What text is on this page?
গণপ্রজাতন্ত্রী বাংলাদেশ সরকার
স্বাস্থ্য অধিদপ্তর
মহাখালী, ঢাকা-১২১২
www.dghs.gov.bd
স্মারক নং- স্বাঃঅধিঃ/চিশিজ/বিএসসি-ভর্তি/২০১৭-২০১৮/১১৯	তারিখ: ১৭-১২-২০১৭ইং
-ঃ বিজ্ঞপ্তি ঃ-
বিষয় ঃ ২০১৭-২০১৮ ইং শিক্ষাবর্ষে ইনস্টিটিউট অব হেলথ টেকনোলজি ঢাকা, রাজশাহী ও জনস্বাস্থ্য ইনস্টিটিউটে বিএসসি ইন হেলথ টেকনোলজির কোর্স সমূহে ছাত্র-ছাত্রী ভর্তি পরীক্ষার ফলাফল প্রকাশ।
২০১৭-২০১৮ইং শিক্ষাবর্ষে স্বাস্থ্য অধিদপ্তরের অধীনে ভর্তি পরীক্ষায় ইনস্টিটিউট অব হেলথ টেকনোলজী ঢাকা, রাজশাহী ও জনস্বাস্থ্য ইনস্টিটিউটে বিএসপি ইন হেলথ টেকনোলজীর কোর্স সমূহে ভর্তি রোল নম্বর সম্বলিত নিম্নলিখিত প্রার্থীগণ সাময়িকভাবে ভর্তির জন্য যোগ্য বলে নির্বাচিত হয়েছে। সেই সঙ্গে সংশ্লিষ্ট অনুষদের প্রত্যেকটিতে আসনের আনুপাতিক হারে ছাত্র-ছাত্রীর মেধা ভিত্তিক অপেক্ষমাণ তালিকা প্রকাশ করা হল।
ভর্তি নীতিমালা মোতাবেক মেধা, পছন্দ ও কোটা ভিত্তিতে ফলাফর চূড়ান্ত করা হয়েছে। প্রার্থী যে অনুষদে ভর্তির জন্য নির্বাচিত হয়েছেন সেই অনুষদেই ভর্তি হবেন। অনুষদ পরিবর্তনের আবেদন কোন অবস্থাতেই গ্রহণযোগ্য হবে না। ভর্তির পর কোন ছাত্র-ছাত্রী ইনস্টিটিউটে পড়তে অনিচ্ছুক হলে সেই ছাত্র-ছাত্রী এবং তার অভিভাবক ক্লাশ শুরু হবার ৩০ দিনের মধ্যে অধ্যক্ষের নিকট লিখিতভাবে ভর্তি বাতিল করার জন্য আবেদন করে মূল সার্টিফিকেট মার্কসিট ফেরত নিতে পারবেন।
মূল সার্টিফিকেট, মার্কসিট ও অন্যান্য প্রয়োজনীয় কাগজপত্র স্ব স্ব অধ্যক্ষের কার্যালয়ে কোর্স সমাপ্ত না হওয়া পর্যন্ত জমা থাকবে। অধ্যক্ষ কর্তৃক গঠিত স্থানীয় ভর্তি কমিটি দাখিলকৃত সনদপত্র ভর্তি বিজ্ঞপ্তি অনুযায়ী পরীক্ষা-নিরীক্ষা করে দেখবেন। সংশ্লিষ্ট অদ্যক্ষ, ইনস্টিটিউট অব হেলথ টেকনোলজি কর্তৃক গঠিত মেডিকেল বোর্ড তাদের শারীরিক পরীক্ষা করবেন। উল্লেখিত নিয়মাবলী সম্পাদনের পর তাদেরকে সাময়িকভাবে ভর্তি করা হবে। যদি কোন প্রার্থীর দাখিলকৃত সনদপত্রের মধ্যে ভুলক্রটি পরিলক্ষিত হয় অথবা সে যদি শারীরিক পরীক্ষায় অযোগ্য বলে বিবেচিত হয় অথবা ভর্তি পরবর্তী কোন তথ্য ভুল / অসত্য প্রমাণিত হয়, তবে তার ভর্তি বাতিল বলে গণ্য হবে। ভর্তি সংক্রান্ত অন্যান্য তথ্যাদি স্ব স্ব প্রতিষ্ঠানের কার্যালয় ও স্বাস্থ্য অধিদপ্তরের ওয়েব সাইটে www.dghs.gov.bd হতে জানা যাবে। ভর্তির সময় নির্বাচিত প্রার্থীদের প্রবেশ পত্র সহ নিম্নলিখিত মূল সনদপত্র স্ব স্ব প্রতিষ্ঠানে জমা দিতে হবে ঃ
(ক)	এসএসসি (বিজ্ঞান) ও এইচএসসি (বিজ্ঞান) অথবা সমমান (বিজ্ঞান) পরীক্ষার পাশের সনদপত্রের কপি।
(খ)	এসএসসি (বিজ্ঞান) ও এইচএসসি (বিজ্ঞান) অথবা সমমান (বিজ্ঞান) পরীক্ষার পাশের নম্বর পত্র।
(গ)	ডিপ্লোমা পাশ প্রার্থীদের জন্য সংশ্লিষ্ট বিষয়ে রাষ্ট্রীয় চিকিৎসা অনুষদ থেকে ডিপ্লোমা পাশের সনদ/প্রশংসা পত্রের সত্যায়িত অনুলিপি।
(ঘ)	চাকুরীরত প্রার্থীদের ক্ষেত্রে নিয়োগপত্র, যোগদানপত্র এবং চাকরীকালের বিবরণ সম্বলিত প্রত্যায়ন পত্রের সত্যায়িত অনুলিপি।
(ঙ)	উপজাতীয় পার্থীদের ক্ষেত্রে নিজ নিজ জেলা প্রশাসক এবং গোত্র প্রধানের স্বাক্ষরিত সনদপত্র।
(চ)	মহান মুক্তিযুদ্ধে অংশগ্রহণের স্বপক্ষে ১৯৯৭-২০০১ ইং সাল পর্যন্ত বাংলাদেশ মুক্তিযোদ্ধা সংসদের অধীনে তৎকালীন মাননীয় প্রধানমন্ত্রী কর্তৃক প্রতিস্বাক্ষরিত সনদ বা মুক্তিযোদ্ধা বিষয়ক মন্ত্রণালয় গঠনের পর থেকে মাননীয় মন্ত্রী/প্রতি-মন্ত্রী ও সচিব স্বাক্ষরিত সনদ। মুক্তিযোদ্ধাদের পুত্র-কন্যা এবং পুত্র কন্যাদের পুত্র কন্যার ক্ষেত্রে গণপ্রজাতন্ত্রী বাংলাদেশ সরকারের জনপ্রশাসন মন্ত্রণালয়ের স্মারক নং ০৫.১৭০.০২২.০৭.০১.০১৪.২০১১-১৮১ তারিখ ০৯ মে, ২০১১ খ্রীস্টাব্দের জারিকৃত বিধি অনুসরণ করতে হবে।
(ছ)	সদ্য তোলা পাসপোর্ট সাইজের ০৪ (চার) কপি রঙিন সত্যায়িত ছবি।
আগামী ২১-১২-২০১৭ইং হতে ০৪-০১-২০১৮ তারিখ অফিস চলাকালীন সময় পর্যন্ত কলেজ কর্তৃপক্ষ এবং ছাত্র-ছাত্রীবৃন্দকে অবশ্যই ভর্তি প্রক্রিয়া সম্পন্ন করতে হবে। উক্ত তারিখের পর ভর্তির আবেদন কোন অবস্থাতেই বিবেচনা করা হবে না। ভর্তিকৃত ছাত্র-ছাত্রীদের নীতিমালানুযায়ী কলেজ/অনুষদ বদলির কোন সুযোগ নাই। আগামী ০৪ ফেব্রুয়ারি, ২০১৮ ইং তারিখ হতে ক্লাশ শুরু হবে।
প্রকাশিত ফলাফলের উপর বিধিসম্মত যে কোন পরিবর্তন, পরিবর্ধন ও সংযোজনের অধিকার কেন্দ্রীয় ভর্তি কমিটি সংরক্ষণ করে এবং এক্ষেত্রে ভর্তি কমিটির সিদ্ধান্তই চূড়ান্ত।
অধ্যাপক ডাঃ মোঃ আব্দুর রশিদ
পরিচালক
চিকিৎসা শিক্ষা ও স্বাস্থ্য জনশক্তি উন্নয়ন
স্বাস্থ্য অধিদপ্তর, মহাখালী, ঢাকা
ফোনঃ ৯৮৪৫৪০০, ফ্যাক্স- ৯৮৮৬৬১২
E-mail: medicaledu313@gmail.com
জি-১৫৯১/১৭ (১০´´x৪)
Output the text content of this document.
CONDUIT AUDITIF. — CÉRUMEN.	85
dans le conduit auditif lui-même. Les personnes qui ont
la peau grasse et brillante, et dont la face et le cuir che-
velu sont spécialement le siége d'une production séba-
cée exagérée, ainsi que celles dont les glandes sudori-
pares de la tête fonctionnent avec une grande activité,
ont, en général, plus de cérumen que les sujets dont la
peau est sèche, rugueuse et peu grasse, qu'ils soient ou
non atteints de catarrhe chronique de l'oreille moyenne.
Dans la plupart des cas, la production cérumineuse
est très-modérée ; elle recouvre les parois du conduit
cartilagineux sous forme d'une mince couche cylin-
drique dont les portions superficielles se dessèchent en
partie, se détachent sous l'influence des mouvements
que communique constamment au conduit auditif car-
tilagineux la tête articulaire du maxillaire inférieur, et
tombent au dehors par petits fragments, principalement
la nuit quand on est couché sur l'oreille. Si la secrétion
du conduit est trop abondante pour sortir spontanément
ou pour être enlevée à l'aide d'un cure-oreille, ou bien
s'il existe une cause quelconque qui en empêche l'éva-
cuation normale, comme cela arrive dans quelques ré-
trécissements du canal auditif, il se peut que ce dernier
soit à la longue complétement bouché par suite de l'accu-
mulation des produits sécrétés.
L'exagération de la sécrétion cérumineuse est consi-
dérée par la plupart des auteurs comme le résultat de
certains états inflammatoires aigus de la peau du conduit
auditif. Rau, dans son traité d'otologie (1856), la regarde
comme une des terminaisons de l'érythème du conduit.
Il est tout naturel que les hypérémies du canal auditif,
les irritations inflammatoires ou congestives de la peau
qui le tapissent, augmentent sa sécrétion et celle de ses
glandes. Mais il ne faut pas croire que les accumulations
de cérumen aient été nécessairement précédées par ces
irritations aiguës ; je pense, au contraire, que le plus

> **AIM OF THE TASK**:
Using the records given above, list every line that includes the word "production".

> **FINISHED ANSWER**:
velu sont spécialement le siége d'une production séba-
Dans la plupart des cas, la production cérumineuse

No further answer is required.